→ **Input for this task**
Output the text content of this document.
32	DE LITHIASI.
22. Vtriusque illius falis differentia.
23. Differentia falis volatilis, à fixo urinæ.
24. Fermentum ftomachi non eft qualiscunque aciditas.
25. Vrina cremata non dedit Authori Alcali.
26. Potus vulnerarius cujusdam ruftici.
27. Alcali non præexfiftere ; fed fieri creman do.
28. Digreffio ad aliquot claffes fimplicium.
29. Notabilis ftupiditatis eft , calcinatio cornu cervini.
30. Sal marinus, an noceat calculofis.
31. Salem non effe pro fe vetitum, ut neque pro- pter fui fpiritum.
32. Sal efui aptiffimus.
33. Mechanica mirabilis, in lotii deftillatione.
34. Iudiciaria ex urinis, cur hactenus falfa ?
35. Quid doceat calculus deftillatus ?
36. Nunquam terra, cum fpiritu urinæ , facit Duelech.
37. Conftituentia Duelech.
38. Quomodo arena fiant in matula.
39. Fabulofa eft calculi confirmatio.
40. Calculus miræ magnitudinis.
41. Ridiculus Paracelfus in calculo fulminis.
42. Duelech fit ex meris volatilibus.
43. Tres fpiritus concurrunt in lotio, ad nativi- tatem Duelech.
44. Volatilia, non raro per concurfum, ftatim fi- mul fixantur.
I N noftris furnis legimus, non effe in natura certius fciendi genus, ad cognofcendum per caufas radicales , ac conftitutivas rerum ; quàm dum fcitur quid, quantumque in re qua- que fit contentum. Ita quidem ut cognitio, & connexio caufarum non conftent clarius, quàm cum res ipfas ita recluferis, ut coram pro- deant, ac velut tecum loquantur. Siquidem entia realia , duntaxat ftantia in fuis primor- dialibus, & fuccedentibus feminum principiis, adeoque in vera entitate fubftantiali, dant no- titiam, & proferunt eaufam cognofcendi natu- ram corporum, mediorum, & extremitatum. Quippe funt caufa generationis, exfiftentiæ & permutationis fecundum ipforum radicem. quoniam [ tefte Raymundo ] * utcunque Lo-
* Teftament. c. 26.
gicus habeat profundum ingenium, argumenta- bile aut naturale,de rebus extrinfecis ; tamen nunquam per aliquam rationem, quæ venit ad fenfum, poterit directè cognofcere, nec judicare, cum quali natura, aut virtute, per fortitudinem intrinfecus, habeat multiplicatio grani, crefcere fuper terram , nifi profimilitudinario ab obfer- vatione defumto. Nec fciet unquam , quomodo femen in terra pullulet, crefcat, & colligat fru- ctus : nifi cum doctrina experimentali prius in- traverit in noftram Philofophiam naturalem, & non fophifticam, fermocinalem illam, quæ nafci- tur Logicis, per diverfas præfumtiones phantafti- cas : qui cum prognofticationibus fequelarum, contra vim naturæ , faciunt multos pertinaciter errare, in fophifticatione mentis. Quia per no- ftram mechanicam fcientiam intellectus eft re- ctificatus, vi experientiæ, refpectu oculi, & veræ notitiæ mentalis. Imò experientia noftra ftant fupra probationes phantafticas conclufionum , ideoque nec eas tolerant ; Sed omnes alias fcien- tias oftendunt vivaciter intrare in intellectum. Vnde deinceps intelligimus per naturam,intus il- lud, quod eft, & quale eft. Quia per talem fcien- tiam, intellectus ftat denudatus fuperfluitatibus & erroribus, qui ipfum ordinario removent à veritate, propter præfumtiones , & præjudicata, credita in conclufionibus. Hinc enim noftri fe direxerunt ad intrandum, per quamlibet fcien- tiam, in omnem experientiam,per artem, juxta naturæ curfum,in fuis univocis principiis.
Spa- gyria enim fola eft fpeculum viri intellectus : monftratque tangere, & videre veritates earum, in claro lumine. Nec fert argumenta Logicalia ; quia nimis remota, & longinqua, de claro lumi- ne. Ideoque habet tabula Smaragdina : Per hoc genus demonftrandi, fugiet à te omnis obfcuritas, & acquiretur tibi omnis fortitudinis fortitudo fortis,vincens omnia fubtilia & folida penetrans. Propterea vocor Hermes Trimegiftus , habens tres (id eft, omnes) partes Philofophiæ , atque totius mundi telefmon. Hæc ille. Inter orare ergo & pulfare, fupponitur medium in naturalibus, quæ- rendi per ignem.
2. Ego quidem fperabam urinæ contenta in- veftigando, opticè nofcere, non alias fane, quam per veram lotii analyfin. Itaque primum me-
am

→ **To be done**
Repeat the preceding lines exactly, please, every one of them.

→ **Answer to this problem**
Output the text content of this document.
32	DE LITHIASI.
22. Vtriusque illius falis differentia.
23. Differentia falis volatilis, à fixo urinæ.
24. Fermentum ftomachi non eft qualiscunque aciditas.
25. Vrina cremata non dedit Authori Alcali.
26. Potus vulnerarius cujusdam ruftici.
27. Alcali non præexfiftere ; fed fieri creman do.
28. Digreffio ad aliquot claffes fimplicium.
29. Notabilis ftupiditatis eft , calcinatio cornu cervini.
30. Sal marinus, an noceat calculofis.
31. Salem non effe pro fe vetitum, ut neque pro- pter fui fpiritum.
32. Sal efui aptiffimus.
33. Mechanica mirabilis, in lotii deftillatione.
34. Iudiciaria ex urinis, cur hactenus falfa ?
35. Quid doceat calculus deftillatus ?
36. Nunquam terra, cum fpiritu urinæ , facit Duelech.
37. Conftituentia Duelech.
38. Quomodo arena fiant in matula.
39. Fabulofa eft calculi confirmatio.
40. Calculus miræ magnitudinis.
41. Ridiculus Paracelfus in calculo fulminis.
42. Duelech fit ex meris volatilibus.
43. Tres fpiritus concurrunt in lotio, ad nativi- tatem Duelech.
44. Volatilia, non raro per concurfum, ftatim fi- mul fixantur.
I N noftris furnis legimus, non effe in natura certius fciendi genus, ad cognofcendum per caufas radicales , ac conftitutivas rerum ; quàm dum fcitur quid, quantumque in re qua- que fit contentum. Ita quidem ut cognitio, & connexio caufarum non conftent clarius, quàm cum res ipfas ita recluferis, ut coram pro- deant, ac velut tecum loquantur. Siquidem entia realia , duntaxat ftantia in fuis primor- dialibus, & fuccedentibus feminum principiis, adeoque in vera entitate fubftantiali, dant no- titiam, & proferunt eaufam cognofcendi natu- ram corporum, mediorum, & extremitatum. Quippe funt caufa generationis, exfiftentiæ & permutationis fecundum ipforum radicem. quoniam [ tefte Raymundo ] * utcunque Lo-
* Teftament. c. 26.
gicus habeat profundum ingenium, argumenta- bile aut naturale,de rebus extrinfecis ; tamen nunquam per aliquam rationem, quæ venit ad fenfum, poterit directè cognofcere, nec judicare, cum quali natura, aut virtute, per fortitudinem intrinfecus, habeat multiplicatio grani, crefcere fuper terram , nifi profimilitudinario ab obfer- vatione defumto. Nec fciet unquam , quomodo femen in terra pullulet, crefcat, & colligat fru- ctus : nifi cum doctrina experimentali prius in- traverit in noftram Philofophiam naturalem, & non fophifticam, fermocinalem illam, quæ nafci- tur Logicis, per diverfas præfumtiones phantafti- cas : qui cum prognofticationibus fequelarum, contra vim naturæ , faciunt multos pertinaciter errare, in fophifticatione mentis. Quia per no- ftram mechanicam fcientiam intellectus eft re- ctificatus, vi experientiæ, refpectu oculi, & veræ notitiæ mentalis. Imò experientia noftra ftant fupra probationes phantafticas conclufionum , ideoque nec eas tolerant ; Sed omnes alias fcien- tias oftendunt vivaciter intrare in intellectum. Vnde deinceps intelligimus per naturam,intus il- lud, quod eft, & quale eft. Quia per talem fcien- tiam, intellectus ftat denudatus fuperfluitatibus & erroribus, qui ipfum ordinario removent à veritate, propter præfumtiones , & præjudicata, credita in conclufionibus. Hinc enim noftri fe direxerunt ad intrandum, per quamlibet fcien- tiam, in omnem experientiam,per artem, juxta naturæ curfum,in fuis univocis principiis.
Spa- gyria enim fola eft fpeculum viri intellectus : monftratque tangere, & videre veritates earum, in claro lumine. Nec fert argumenta Logicalia ; quia nimis remota, & longinqua, de claro lumi- ne. Ideoque habet tabula Smaragdina : Per hoc genus demonftrandi, fugiet à te omnis obfcuritas, & acquiretur tibi omnis fortitudinis fortitudo fortis,vincens omnia fubtilia & folida penetrans. Propterea vocor Hermes Trimegiftus , habens tres (id eft, omnes) partes Philofophiæ , atque totius mundi telefmon. Hæc ille. Inter orare ergo & pulfare, fupponitur medium in naturalibus, quæ- rendi per ignem.
2. Ego quidem fperabam urinæ contenta in- veftigando, opticè nofcere, non alias fane, quam per veram lotii analyfin. Itaque primum me-
am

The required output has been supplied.